→ **Complete the following**
1. In the blog post on ten rules for interreligious dialogue, who wrote "The Dialogue Decalogue"?
2. Write a continuation of the blog post on ten rules for interreligious dialogue, beginning right after its last sentence.

→ **Text provided**
Ten Rules

This blog is indirectly influenced by Morehead’s Musings. I don’t read it but I know it’s there. I actually checked into it yesterday and discovered that he had posted The Dialogue Decalogue: Ground Rules for Interreligious Dialogue” by Leonard Swidler.

I think these should be the rules of this blog for everyone who visits.

FIRST COMMANDMENT: The primary purpose of dialogue is to change and grow in the perception and understanding of reality and then to act accordingly.

SECOND COMMANDMENT. Interreligious dialogue must be a two-sided project – within each religious community and between religious communities.

THIRD COMMANDMENT: Each participant must come to the dialogue with complete honest and sincerity.

FOURTH COMMANDMENT: Each participant must assume a similar complete honesty and sincerity in the other partners.

FIFTH COMMANDMENT:
Each participant must define himself…. Conversely – the one interpreted must be able to recognize herself in the interpretation.

SIXTH COMMANDMENT: Each participant must come to the dialogue with no hard-and-fast assumptions as to where the points of disagreement are.

SEVENTH COMMANDMENT: Dialogue can take place only between equals.

EIGHTH COMMANDMENT: Dialogue can take place only on the basis of mutual trust.

NINTH COMMANDMENT: Persons entering into interreligious dialogue must be at least minimally self-critical of both themselves and their own religious traditions.

TENTH COMMANDMENT:
Each participant eventually must attempt to experience the partner’s religion “from within.”

→ **Dataset rows**
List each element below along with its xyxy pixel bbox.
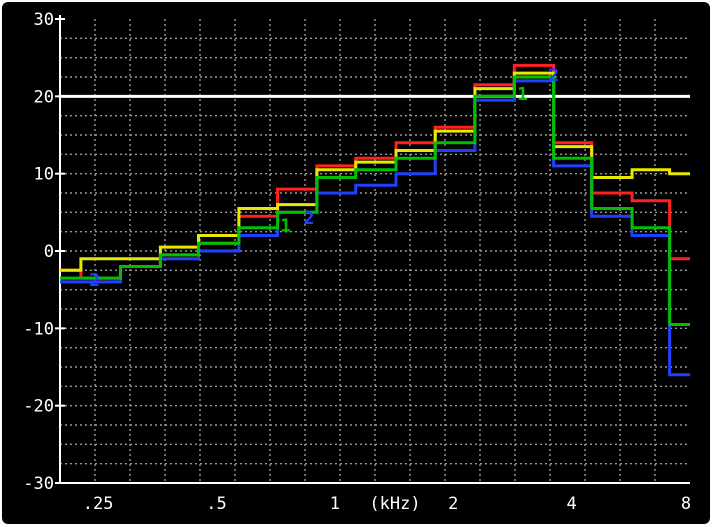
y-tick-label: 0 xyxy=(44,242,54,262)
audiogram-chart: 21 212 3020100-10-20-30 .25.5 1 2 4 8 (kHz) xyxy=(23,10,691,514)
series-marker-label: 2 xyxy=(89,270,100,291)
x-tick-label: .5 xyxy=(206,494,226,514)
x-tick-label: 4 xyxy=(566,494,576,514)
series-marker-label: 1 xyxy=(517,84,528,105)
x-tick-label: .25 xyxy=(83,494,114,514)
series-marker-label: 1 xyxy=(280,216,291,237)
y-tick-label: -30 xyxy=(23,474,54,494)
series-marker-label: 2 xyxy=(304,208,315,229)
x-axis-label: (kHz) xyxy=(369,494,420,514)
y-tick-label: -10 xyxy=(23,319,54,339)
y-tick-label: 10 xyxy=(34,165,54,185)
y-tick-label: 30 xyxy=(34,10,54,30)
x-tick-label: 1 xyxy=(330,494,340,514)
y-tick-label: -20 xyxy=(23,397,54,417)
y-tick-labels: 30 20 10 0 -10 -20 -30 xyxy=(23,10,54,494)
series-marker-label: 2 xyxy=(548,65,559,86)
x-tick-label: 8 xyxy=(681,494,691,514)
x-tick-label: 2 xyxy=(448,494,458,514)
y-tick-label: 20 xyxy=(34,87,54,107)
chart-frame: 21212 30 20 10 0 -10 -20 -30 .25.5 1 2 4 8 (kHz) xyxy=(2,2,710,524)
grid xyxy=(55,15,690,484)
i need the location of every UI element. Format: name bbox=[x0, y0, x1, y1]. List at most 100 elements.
--
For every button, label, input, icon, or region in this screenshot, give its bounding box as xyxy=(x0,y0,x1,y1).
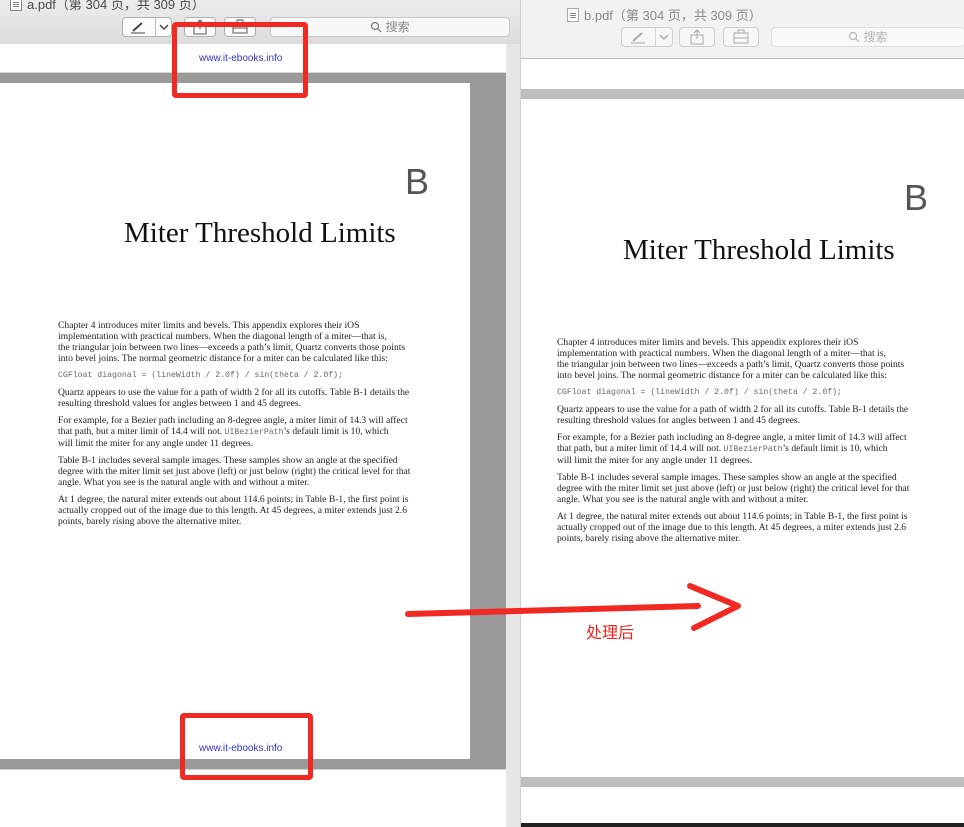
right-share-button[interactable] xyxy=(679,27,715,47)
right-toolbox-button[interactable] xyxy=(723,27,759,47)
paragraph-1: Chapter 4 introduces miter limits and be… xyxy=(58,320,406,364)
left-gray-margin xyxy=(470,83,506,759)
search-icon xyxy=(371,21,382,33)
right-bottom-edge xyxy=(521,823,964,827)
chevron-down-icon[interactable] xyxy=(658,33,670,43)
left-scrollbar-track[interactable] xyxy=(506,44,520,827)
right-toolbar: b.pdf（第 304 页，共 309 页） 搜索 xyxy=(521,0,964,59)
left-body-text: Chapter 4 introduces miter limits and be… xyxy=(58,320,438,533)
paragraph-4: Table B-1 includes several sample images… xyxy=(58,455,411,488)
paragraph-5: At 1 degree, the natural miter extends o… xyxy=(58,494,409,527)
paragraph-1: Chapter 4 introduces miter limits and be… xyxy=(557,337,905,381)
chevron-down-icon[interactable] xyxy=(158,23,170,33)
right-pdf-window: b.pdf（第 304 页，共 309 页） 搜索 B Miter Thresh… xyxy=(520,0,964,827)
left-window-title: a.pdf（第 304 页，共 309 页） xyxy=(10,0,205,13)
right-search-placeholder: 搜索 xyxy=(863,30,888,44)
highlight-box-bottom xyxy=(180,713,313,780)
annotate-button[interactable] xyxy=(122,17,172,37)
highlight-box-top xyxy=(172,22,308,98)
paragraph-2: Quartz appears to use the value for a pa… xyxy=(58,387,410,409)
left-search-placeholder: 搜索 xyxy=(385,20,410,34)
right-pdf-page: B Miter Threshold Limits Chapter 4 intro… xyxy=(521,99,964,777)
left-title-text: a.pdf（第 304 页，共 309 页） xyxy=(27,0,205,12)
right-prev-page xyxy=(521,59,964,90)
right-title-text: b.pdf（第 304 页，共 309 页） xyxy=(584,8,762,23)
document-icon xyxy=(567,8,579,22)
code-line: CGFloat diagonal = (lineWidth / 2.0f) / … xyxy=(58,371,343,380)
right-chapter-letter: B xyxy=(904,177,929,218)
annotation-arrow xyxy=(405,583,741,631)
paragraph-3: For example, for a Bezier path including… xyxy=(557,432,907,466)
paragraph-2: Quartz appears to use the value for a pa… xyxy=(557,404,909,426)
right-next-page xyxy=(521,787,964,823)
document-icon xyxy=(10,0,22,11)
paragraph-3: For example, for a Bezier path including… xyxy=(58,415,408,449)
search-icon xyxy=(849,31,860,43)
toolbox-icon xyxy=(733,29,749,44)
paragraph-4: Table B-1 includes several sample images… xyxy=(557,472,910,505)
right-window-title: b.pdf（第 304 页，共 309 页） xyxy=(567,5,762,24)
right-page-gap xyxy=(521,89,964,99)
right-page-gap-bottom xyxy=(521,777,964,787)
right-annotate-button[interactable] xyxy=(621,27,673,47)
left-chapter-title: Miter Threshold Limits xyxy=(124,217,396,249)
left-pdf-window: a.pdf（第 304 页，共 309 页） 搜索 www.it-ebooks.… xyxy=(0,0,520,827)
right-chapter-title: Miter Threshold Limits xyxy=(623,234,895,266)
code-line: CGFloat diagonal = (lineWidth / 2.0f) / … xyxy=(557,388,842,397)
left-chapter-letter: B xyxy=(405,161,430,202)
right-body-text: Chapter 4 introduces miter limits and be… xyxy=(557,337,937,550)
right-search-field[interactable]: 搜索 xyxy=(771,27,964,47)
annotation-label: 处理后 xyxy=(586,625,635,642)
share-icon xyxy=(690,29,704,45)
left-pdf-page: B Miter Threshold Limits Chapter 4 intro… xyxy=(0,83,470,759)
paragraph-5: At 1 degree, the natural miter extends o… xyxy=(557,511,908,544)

→ **Responses to the tasks**
1. Leonard Swidler

2.
4 thoughts on “Ten Rules

  1. I just ran across your blog for the first time Tim, and while I don’t agree with everything you write, it’s quiet refreshing to see another evangelical who believes in taking a kinder approach to our LDS friends.

    Along these lines, while I was at BYU I took a class from Roger Keller, an LDS convert who had once been a Presbyterian minister. He taught us some principles for interfaith dialogue (I know he was quoting someone but not sure who), and the one that weighed most heavily on my mind was, “If you’re going to compare, compare your best with their best.” It’s a principle which both sides would do better following I think.

  2. Making interreligious dialogue perhaps more difficult than it need be, those of us interested in the religious domain tend to miss the obvious: that we share an interest in the same domain. Our intra-domain differences, I submit, are dwarfed by the distance from our planet to others…such as the planet of the stock market enthusists. For more, if you are interested, pls see my post. http://deligentia.wordpress.com/2009/10/31/missing-the-obvious-in-religious-discussion-something-we-have-in-common/

  3. In the inter-religious dialogue of “the three amigos,” their respective self-criticisms is particularly important because their act of doing so implicitly challenges the typical way religion is understood (see http://deligentia.wordpress.com on this), at least in the modern context. What if the practice were to spread?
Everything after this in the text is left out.